(EXERCISE GOAL): Below is a block of records; repeat each one exactly.

□ □ □ □ □ □ □

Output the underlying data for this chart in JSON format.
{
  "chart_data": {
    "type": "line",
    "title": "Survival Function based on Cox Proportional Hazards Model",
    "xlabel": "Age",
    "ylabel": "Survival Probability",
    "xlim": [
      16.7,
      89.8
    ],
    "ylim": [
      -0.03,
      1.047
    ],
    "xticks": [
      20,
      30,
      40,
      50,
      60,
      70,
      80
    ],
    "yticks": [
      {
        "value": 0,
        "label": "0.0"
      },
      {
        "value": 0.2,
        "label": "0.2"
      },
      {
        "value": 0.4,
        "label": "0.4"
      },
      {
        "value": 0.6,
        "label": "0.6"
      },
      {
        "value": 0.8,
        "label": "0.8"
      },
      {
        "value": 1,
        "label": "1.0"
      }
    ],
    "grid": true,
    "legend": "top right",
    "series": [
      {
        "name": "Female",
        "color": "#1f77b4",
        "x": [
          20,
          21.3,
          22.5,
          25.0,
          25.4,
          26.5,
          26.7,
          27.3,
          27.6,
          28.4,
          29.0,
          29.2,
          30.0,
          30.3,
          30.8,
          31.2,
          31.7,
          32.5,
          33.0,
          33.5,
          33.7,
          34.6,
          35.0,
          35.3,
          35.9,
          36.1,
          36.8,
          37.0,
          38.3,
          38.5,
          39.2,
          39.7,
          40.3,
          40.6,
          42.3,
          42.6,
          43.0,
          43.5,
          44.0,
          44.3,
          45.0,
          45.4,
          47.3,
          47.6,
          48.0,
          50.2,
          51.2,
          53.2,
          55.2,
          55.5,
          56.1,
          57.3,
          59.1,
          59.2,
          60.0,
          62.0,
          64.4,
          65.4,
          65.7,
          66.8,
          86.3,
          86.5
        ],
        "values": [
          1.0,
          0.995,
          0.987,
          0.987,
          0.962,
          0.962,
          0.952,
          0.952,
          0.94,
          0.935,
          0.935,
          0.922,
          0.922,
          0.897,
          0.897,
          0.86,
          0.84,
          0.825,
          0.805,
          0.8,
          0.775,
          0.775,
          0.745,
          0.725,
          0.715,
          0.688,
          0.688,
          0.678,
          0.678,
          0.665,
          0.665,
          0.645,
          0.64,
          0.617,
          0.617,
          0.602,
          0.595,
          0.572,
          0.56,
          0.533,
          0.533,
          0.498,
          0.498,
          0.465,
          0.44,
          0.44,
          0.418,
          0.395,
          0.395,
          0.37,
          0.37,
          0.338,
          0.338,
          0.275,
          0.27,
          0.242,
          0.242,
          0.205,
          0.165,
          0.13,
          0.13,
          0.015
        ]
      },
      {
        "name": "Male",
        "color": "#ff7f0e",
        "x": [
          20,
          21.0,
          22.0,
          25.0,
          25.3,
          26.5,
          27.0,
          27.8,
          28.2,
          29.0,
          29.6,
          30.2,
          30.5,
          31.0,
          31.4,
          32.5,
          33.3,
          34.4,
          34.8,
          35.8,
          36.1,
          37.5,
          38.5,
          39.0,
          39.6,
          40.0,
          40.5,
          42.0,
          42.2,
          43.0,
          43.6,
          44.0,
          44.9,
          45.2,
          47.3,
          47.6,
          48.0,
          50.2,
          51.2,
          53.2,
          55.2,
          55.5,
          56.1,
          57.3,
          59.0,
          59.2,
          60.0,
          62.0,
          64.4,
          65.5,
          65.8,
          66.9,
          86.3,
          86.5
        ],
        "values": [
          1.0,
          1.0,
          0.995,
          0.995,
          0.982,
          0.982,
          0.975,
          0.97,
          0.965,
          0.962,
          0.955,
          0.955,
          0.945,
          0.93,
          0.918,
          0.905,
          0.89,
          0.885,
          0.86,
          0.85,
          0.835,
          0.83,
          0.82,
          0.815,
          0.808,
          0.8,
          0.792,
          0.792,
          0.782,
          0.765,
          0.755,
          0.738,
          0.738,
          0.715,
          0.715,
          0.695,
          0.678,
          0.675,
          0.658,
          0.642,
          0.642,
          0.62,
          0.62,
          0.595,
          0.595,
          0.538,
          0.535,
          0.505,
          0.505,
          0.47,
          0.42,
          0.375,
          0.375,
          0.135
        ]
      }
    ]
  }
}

□ □ □ □ □ □ □

(EXERCISE RESULT):
Output the underlying data for this chart in JSON format.
{
  "chart_data": {
    "type": "line",
    "title": "Survival Function based on Cox Proportional Hazards Model",
    "xlabel": "Age",
    "ylabel": "Survival Probability",
    "xlim": [
      16.7,
      89.8
    ],
    "ylim": [
      -0.03,
      1.047
    ],
    "xticks": [
      20,
      30,
      40,
      50,
      60,
      70,
      80
    ],
    "yticks": [
      {
        "value": 0,
        "label": "0.0"
      },
      {
        "value": 0.2,
        "label": "0.2"
      },
      {
        "value": 0.4,
        "label": "0.4"
      },
      {
        "value": 0.6,
        "label": "0.6"
      },
      {
        "value": 0.8,
        "label": "0.8"
      },
      {
        "value": 1,
        "label": "1.0"
      }
    ],
    "grid": true,
    "legend": "top right",
    "series": [
      {
        "name": "Female",
        "color": "#1f77b4",
        "x": [
          20,
          21.3,
          22.5,
          25.0,
          25.4,
          26.5,
          26.7,
          27.3,
          27.6,
          28.4,
          29.0,
          29.2,
          30.0,
          30.3,
          30.8,
          31.2,
          31.7,
          32.5,
          33.0,
          33.5,
          33.7,
          34.6,
          35.0,
          35.3,
          35.9,
          36.1,
          36.8,
          37.0,
          38.3,
          38.5,
          39.2,
          39.7,
          40.3,
          40.6,
          42.3,
          42.6,
          43.0,
          43.5,
          44.0,
          44.3,
          45.0,
          45.4,
          47.3,
          47.6,
          48.0,
          50.2,
          51.2,
          53.2,
          55.2,
          55.5,
          56.1,
          57.3,
          59.1,
          59.2,
          60.0,
          62.0,
          64.4,
          65.4,
          65.7,
          66.8,
          86.3,
          86.5
        ],
        "values": [
          1.0,
          0.995,
          0.987,
          0.987,
          0.962,
          0.962,
          0.952,
          0.952,
          0.94,
          0.935,
          0.935,
          0.922,
          0.922,
          0.897,
          0.897,
          0.86,
          0.84,
          0.825,
          0.805,
          0.8,
          0.775,
          0.775,
          0.745,
          0.725,
          0.715,
          0.688,
          0.688,
          0.678,
          0.678,
          0.665,
          0.665,
          0.645,
          0.64,
          0.617,
          0.617,
          0.602,
          0.595,
          0.572,
          0.56,
          0.533,
          0.533,
          0.498,
          0.498,
          0.465,
          0.44,
          0.44,
          0.418,
          0.395,
          0.395,
          0.37,
          0.37,
          0.338,
          0.338,
          0.275,
          0.27,
          0.242,
          0.242,
          0.205,
          0.165,
          0.13,
          0.13,
          0.015
        ]
      },
      {
        "name": "Male",
        "color": "#ff7f0e",
        "x": [
          20,
          21.0,
          22.0,
          25.0,
          25.3,
          26.5,
          27.0,
          27.8,
          28.2,
          29.0,
          29.6,
          30.2,
          30.5,
          31.0,
          31.4,
          32.5,
          33.3,
          34.4,
          34.8,
          35.8,
          36.1,
          37.5,
          38.5,
          39.0,
          39.6,
          40.0,
          40.5,
          42.0,
          42.2,
          43.0,
          43.6,
          44.0,
          44.9,
          45.2,
          47.3,
          47.6,
          48.0,
          50.2,
          51.2,
          53.2,
          55.2,
          55.5,
          56.1,
          57.3,
          59.0,
          59.2,
          60.0,
          62.0,
          64.4,
          65.5,
          65.8,
          66.9,
          86.3,
          86.5
        ],
        "values": [
          1.0,
          1.0,
          0.995,
          0.995,
          0.982,
          0.982,
          0.975,
          0.97,
          0.965,
          0.962,
          0.955,
          0.955,
          0.945,
          0.93,
          0.918,
          0.905,
          0.89,
          0.885,
          0.86,
          0.85,
          0.835,
          0.83,
          0.82,
          0.815,
          0.808,
          0.8,
          0.792,
          0.792,
          0.782,
          0.765,
          0.755,
          0.738,
          0.738,
          0.715,
          0.715,
          0.695,
          0.678,
          0.675,
          0.658,
          0.642,
          0.642,
          0.62,
          0.62,
          0.595,
          0.595,
          0.538,
          0.535,
          0.505,
          0.505,
          0.47,
          0.42,
          0.375,
          0.375,
          0.135
        ]
      }
    ]
  }
}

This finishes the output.